Aim of the task. A single number is the answer here: how many lines of the entries contain "Publish"?

Source material.
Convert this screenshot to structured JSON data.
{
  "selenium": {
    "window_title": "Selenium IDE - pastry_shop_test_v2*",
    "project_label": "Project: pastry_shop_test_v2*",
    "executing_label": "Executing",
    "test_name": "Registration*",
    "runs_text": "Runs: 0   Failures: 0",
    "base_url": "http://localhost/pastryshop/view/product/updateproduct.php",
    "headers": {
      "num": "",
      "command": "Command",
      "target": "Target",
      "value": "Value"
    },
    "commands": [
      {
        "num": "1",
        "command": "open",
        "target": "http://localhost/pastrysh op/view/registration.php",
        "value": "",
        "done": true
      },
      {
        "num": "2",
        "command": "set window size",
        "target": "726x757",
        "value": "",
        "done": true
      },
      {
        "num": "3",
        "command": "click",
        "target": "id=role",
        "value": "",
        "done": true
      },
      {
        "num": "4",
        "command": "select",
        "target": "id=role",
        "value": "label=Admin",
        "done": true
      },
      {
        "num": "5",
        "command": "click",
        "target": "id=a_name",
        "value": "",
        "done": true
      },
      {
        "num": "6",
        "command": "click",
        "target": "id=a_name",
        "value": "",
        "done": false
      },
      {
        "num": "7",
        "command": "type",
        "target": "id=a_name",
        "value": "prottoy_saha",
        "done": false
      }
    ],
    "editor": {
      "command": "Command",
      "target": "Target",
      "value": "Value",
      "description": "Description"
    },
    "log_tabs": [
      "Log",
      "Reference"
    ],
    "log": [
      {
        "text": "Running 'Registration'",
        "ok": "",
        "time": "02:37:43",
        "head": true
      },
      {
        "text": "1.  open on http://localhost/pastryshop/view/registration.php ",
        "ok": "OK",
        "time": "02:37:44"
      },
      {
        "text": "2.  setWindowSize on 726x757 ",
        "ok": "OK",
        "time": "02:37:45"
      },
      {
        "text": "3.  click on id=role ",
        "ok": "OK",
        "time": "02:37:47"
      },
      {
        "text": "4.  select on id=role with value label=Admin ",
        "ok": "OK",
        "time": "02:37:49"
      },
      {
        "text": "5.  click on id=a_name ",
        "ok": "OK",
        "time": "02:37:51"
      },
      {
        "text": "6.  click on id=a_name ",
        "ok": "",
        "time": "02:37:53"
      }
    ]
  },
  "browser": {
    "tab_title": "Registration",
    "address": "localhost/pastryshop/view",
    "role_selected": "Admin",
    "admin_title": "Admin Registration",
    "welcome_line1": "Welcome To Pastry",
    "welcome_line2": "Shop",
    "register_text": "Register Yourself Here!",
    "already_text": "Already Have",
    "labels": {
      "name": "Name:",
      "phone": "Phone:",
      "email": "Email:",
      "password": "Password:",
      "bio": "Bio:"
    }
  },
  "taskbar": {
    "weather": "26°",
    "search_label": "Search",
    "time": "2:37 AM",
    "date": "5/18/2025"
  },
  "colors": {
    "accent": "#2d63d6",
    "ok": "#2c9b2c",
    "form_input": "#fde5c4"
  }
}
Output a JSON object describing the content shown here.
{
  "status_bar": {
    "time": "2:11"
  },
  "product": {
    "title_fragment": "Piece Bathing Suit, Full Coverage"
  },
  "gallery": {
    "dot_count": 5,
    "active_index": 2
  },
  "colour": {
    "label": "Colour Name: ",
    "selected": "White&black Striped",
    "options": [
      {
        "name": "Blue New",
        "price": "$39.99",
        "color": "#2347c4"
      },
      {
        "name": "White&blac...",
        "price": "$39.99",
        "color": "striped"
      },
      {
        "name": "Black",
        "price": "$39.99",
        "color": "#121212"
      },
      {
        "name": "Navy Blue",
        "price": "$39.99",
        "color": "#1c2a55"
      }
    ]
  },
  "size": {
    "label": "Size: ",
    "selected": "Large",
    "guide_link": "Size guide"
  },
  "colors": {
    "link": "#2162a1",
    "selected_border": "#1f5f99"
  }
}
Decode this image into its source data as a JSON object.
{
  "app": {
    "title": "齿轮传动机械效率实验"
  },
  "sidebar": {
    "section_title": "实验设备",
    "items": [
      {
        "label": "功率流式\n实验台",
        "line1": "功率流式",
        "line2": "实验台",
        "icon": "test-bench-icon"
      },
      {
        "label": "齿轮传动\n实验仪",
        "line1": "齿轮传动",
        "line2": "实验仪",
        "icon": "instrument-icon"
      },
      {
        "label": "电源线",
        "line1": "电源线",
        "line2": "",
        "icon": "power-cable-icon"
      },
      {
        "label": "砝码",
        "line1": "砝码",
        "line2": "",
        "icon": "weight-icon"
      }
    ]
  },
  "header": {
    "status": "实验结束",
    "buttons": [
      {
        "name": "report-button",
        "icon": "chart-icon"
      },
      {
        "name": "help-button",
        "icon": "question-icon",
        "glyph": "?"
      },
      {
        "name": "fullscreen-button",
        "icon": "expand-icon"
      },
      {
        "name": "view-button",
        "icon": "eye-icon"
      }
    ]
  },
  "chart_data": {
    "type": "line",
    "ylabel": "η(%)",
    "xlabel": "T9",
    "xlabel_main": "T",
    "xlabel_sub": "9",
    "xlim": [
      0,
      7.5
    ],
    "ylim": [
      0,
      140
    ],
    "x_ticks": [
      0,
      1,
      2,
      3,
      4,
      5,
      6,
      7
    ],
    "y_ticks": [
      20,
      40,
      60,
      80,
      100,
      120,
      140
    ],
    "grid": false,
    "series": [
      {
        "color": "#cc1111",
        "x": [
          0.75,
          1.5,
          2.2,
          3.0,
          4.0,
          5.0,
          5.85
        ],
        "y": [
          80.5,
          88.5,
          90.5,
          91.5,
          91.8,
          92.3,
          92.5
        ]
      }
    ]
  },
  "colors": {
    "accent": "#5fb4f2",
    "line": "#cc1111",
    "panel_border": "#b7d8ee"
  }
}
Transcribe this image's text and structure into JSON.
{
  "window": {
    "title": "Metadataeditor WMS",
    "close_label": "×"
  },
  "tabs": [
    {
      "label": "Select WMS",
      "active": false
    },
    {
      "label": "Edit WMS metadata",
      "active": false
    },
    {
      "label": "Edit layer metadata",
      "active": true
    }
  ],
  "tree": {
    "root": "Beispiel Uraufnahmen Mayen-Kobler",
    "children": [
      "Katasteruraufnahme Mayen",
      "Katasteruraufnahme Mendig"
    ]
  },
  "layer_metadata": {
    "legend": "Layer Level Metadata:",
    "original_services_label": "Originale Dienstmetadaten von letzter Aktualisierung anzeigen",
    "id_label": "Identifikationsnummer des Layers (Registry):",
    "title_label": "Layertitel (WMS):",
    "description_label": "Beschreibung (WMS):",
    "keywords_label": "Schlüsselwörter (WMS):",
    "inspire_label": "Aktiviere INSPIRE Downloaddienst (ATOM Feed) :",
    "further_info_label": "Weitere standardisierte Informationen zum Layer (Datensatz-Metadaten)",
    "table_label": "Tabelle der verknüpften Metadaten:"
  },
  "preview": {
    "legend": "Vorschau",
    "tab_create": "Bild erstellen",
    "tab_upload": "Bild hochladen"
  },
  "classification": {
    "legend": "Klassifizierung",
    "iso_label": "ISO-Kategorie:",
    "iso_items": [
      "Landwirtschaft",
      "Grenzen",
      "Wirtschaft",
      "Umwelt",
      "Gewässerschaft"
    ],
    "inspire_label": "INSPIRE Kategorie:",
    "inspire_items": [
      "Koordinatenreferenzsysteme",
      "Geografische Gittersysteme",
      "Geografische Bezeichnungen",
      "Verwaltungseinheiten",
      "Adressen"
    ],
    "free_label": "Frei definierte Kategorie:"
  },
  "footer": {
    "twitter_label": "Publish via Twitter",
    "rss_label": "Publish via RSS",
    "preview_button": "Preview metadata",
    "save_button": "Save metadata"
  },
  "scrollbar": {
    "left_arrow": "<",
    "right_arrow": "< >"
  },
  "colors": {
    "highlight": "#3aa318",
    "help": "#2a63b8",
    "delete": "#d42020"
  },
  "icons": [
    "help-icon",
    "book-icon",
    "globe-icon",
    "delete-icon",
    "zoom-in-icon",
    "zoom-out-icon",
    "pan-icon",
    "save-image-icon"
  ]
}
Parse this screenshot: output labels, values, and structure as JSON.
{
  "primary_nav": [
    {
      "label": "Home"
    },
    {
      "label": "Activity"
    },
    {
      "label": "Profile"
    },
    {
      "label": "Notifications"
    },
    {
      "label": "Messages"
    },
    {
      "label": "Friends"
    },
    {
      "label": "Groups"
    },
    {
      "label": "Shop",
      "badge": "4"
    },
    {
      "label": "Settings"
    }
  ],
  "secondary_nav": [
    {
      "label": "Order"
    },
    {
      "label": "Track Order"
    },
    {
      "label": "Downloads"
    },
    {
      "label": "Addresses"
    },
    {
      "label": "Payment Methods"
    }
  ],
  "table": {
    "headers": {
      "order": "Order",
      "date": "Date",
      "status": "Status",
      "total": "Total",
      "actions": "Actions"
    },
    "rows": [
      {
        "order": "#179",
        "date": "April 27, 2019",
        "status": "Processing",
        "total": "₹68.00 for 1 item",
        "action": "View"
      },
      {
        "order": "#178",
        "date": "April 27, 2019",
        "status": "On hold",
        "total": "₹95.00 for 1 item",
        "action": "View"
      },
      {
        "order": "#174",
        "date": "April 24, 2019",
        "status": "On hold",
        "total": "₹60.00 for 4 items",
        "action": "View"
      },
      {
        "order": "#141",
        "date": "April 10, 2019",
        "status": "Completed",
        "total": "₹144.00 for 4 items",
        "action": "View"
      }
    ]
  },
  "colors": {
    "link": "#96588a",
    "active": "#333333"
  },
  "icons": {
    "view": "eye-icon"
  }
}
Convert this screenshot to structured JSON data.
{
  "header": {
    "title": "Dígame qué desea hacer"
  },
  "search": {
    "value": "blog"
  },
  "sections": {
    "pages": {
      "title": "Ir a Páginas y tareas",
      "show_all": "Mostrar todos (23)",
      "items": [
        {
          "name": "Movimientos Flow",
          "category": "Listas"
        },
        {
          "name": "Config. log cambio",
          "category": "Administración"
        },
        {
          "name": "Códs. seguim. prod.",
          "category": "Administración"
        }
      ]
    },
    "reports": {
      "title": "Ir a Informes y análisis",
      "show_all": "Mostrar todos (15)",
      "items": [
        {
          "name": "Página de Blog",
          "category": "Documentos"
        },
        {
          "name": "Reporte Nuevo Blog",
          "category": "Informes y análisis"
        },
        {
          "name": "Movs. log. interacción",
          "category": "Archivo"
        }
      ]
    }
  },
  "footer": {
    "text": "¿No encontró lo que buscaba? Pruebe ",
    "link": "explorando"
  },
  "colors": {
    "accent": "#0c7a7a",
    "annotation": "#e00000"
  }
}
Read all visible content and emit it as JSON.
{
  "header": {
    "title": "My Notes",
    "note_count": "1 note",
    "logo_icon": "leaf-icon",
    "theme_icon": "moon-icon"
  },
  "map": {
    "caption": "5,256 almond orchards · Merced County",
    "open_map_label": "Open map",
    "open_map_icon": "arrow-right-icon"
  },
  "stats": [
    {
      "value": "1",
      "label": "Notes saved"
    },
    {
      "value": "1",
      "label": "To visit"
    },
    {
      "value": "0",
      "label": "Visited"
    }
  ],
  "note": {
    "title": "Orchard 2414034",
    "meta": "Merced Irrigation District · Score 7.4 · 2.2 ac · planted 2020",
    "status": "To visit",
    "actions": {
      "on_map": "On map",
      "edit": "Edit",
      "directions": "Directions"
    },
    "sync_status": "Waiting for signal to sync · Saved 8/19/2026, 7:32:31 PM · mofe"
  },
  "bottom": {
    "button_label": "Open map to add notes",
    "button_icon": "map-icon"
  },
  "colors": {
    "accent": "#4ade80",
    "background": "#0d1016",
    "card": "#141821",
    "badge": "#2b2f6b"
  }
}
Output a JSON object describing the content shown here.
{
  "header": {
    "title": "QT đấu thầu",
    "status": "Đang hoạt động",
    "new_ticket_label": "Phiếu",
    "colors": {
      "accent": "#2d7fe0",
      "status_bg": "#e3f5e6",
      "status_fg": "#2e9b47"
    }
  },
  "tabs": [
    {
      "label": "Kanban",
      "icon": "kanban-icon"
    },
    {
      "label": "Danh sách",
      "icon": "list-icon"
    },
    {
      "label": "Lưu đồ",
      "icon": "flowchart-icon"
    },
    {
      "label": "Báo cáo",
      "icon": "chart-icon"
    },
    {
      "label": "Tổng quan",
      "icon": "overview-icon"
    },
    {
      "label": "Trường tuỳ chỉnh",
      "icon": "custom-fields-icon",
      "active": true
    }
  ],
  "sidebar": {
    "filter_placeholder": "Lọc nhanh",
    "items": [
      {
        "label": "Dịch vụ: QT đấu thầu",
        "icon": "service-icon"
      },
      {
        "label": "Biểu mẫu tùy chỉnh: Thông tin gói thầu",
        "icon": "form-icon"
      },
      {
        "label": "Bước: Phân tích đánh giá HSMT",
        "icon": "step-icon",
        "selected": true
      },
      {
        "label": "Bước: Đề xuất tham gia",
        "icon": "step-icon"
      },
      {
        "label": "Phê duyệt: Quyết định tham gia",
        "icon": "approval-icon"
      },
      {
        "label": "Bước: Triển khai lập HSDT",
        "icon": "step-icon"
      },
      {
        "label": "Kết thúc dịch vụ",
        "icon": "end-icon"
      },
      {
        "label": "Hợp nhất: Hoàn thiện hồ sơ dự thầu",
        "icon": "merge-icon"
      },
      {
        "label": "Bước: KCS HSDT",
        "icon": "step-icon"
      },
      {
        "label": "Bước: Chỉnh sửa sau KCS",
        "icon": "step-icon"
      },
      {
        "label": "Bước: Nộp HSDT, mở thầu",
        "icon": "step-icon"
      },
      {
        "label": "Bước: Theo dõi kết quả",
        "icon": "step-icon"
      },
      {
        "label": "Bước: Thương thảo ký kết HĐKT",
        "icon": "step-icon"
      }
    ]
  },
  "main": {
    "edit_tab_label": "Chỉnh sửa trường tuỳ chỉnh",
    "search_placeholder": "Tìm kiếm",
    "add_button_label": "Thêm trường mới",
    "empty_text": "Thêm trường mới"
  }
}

Finished answer. 2